_Your objective_.
Print all of the data exactly as written.

Stored entries:
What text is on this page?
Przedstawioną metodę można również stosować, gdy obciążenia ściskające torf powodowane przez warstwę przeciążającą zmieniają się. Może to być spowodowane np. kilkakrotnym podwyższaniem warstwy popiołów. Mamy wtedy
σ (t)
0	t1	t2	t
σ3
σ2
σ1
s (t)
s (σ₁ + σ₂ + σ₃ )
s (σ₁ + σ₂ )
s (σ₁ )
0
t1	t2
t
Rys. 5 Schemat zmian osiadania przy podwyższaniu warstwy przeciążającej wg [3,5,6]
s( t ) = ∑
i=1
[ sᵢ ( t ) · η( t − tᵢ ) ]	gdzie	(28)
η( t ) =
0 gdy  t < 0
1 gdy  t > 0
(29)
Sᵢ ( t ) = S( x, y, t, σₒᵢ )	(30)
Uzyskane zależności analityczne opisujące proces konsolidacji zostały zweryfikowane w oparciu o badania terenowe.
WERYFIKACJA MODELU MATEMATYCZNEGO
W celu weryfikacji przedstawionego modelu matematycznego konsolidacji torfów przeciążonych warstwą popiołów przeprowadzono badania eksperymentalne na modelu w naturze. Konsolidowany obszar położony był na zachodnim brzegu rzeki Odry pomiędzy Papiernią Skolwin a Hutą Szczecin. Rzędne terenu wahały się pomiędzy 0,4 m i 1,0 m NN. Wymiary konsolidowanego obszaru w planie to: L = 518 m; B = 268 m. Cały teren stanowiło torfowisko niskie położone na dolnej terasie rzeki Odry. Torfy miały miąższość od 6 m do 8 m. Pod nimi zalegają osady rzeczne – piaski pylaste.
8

_Output for this exercise_.
What text is on this page?
Przedstawioną metodę można również stosować, gdy obciążenia ściskające torf powodowane przez warstwę przeciążającą zmieniają się. Może to być spowodowane np. kilkakrotnym podwyższaniem warstwy popiołów. Mamy wtedy
σ (t)
0	t1	t2	t
σ3
σ2
σ1
s (t)
s (σ₁ + σ₂ + σ₃ )
s (σ₁ + σ₂ )
s (σ₁ )
0
t1	t2
t
Rys. 5 Schemat zmian osiadania przy podwyższaniu warstwy przeciążającej wg [3,5,6]
s( t ) = ∑
i=1
[ sᵢ ( t ) · η( t − tᵢ ) ]	gdzie	(28)
η( t ) =
0 gdy  t < 0
1 gdy  t > 0
(29)
Sᵢ ( t ) = S( x, y, t, σₒᵢ )	(30)
Uzyskane zależności analityczne opisujące proces konsolidacji zostały zweryfikowane w oparciu o badania terenowe.
WERYFIKACJA MODELU MATEMATYCZNEGO
W celu weryfikacji przedstawionego modelu matematycznego konsolidacji torfów przeciążonych warstwą popiołów przeprowadzono badania eksperymentalne na modelu w naturze. Konsolidowany obszar położony był na zachodnim brzegu rzeki Odry pomiędzy Papiernią Skolwin a Hutą Szczecin. Rzędne terenu wahały się pomiędzy 0,4 m i 1,0 m NN. Wymiary konsolidowanego obszaru w planie to: L = 518 m; B = 268 m. Cały teren stanowiło torfowisko niskie położone na dolnej terasie rzeki Odry. Torfy miały miąższość od 6 m do 8 m. Pod nimi zalegają osady rzeczne – piaski pylaste.
8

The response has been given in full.